- [Provided entries]
################
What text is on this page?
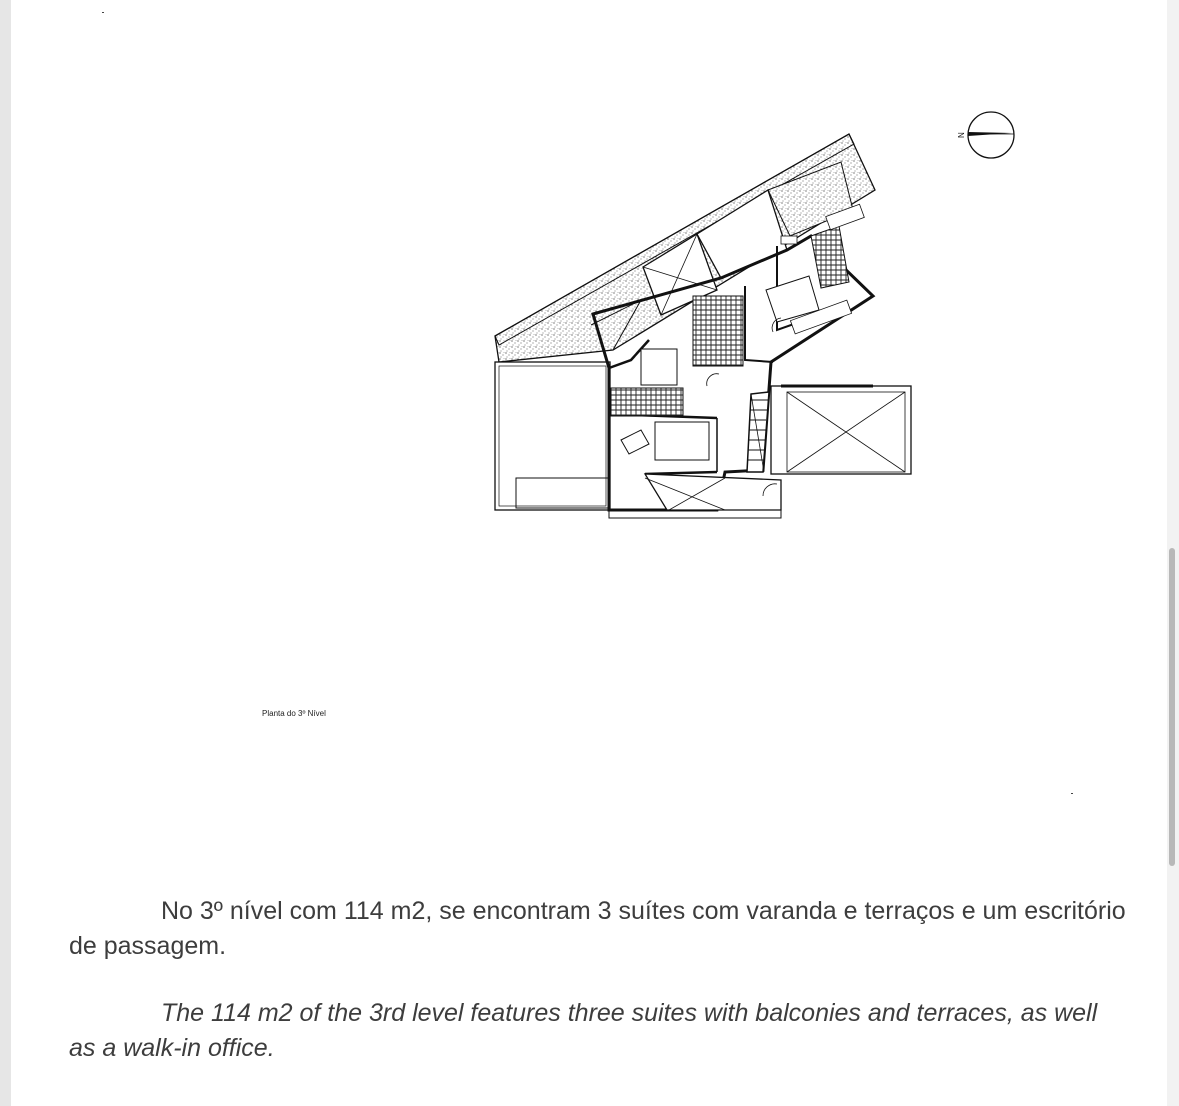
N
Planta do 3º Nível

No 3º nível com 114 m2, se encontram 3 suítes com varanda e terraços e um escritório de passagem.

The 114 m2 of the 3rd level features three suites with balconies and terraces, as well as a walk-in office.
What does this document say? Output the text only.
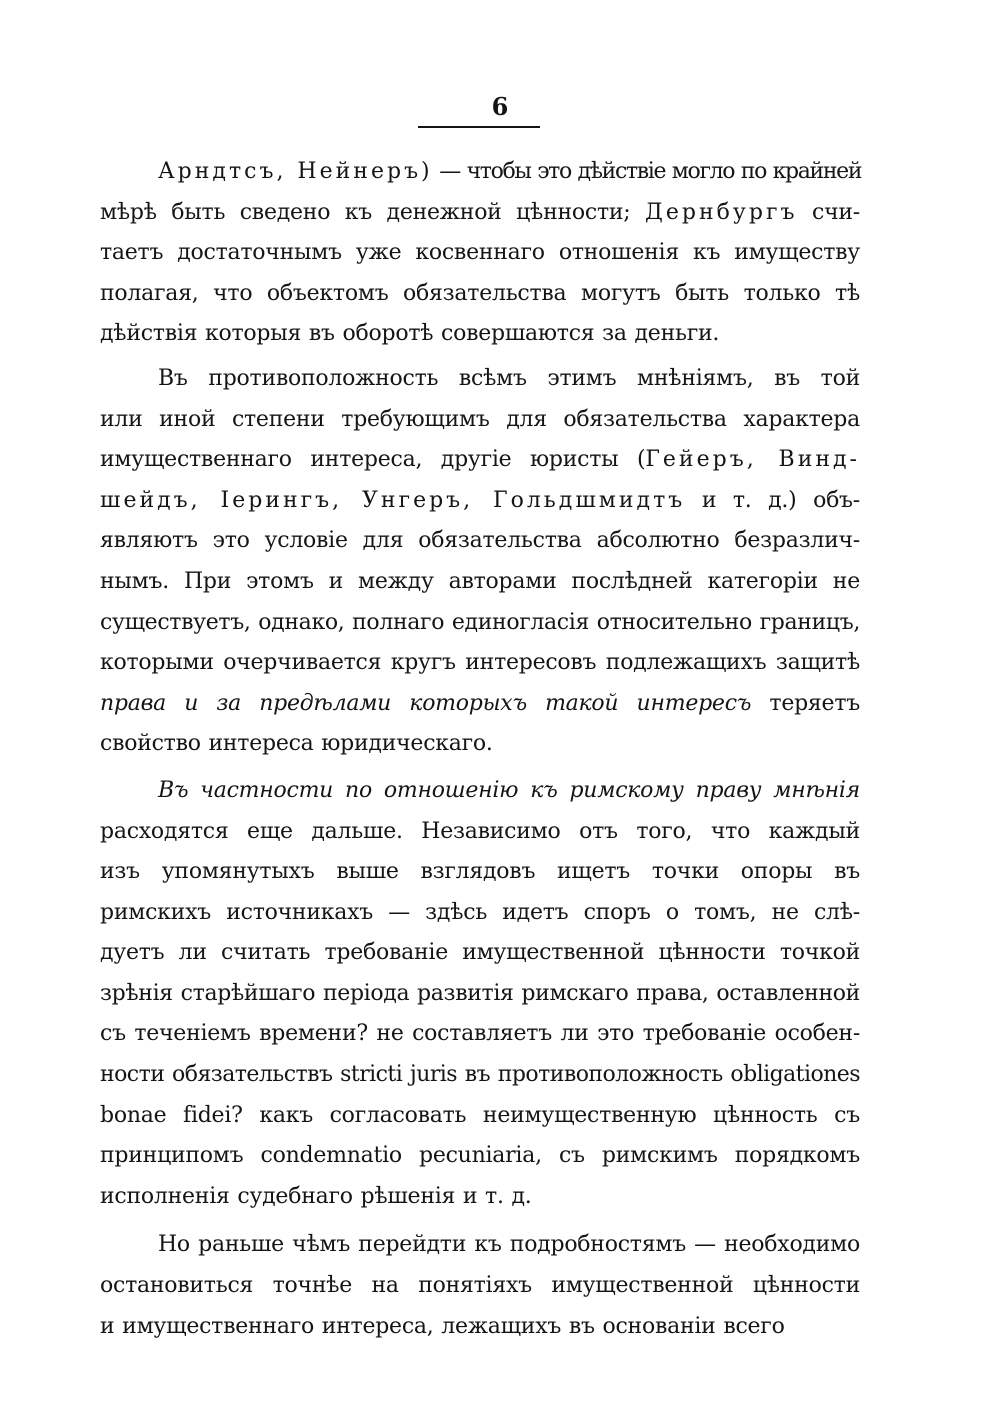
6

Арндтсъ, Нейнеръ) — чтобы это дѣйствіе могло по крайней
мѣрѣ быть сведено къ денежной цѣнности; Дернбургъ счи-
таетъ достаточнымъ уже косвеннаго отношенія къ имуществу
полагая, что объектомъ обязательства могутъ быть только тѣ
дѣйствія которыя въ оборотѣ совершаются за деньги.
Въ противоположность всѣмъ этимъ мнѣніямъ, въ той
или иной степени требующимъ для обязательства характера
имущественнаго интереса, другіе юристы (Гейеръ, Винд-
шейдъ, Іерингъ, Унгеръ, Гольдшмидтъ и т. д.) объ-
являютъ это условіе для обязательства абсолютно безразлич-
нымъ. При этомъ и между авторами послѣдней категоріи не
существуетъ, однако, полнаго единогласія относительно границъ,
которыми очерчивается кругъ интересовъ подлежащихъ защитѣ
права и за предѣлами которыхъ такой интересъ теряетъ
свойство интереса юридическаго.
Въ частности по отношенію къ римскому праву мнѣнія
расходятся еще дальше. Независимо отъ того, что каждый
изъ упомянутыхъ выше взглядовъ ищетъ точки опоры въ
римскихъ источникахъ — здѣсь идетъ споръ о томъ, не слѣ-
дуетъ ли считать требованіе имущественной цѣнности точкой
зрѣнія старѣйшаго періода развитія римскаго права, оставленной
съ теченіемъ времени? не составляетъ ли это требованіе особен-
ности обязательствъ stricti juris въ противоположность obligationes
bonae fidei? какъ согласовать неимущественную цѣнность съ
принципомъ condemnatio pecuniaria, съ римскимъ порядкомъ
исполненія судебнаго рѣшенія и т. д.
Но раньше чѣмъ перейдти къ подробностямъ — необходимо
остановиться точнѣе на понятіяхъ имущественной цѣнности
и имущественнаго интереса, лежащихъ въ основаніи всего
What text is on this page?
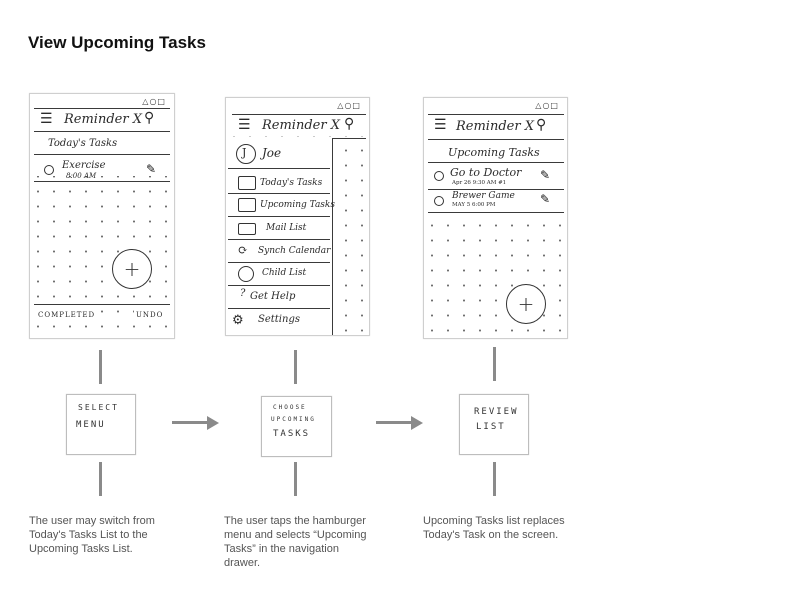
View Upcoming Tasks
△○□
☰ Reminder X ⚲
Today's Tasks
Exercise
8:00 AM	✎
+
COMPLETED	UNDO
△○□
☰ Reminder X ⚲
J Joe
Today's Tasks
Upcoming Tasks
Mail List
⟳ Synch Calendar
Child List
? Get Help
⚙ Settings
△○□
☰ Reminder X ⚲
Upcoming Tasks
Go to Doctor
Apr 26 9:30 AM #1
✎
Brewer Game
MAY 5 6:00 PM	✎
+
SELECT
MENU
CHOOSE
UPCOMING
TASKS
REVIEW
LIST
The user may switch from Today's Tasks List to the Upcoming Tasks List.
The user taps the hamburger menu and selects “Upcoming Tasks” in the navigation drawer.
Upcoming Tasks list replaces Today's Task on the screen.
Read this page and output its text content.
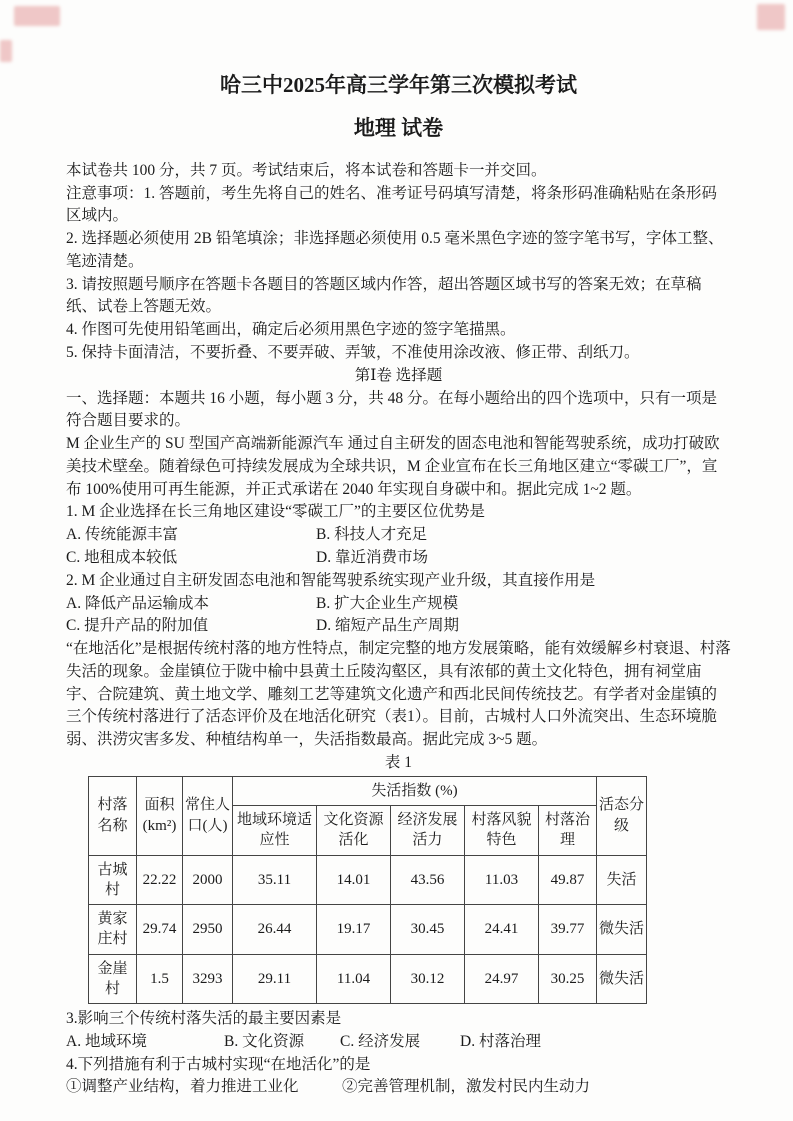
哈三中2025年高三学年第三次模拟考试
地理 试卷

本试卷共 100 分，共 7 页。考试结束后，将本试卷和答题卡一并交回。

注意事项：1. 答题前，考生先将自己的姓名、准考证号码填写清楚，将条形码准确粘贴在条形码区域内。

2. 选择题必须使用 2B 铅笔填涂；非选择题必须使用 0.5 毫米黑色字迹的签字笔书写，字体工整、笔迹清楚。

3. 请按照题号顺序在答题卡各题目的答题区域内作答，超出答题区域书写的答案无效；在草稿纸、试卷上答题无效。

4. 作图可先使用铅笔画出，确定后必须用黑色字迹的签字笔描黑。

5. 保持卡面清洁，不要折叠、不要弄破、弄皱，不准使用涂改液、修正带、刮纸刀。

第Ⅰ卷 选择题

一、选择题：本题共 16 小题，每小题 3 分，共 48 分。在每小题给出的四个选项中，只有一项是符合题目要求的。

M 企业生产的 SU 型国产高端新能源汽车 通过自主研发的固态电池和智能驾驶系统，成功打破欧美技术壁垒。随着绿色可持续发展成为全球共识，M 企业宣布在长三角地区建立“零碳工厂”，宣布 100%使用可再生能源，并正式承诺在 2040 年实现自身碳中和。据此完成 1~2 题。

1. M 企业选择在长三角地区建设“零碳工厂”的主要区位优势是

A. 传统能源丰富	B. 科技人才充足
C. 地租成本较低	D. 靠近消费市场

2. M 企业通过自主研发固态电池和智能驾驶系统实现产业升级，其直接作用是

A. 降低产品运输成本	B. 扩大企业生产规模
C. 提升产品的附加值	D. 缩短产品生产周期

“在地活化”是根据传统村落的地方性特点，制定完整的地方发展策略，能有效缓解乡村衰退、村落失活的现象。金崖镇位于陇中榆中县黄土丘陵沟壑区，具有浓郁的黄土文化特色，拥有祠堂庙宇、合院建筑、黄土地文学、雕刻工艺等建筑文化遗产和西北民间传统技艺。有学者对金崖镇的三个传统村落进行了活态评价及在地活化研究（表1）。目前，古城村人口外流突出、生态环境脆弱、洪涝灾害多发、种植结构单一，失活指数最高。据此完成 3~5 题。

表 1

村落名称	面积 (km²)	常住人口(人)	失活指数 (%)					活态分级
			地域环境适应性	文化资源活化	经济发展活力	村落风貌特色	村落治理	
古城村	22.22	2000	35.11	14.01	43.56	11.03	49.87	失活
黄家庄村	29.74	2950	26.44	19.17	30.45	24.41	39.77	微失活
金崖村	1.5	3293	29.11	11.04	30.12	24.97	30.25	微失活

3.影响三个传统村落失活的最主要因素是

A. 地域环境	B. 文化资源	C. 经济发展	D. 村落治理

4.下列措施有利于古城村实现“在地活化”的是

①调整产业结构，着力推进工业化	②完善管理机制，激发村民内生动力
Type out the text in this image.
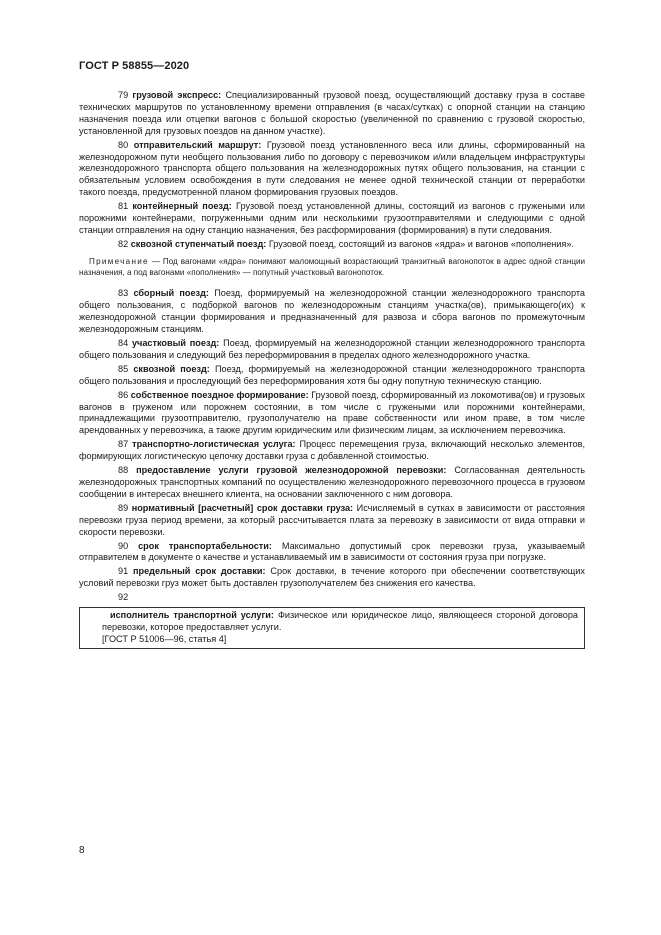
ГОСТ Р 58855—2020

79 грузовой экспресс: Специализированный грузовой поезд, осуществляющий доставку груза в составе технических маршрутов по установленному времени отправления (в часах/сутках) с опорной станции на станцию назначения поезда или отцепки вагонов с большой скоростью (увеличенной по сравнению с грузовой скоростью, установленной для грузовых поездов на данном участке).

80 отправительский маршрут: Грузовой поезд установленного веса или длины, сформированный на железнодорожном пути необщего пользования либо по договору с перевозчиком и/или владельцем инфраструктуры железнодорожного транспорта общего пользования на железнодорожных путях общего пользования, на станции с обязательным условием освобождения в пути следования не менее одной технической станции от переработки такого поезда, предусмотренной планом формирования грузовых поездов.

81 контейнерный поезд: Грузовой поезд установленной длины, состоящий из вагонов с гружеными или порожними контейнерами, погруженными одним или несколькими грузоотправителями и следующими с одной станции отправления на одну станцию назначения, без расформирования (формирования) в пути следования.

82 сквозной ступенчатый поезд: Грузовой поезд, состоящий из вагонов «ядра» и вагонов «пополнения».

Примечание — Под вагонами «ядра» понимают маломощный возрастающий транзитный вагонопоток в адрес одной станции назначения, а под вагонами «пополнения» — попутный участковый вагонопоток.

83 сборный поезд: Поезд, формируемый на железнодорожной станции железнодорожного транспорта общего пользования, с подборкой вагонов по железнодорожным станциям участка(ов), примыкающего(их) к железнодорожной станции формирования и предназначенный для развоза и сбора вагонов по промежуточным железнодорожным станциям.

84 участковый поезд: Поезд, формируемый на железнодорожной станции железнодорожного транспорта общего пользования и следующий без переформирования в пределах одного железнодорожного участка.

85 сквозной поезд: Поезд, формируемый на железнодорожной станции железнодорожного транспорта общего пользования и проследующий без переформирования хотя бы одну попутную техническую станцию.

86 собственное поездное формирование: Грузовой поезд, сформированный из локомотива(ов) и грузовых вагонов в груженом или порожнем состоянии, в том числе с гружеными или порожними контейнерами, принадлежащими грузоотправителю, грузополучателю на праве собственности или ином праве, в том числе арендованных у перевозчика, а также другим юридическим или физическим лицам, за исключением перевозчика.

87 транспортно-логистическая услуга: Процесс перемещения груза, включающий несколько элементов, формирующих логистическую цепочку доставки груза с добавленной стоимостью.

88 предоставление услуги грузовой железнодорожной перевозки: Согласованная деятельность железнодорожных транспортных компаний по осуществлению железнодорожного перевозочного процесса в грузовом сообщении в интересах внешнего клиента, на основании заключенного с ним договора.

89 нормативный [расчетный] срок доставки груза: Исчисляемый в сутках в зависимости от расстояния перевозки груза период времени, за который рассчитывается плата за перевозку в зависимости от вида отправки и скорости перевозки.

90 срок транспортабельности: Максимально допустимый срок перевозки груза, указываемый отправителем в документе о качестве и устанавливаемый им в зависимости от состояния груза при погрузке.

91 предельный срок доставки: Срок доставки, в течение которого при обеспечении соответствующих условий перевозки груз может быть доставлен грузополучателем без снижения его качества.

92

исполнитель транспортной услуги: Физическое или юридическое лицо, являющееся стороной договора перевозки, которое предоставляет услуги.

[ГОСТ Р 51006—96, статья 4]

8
################
- [What needs to be done]
Look through the material above. Copy each line where the word "имущественнаго" appears.

- [Answer in full]
имущественнаго интереса, другіе юристы (Гейеръ, Винд-
и имущественнаго интереса, лежащихъ въ основаніи всего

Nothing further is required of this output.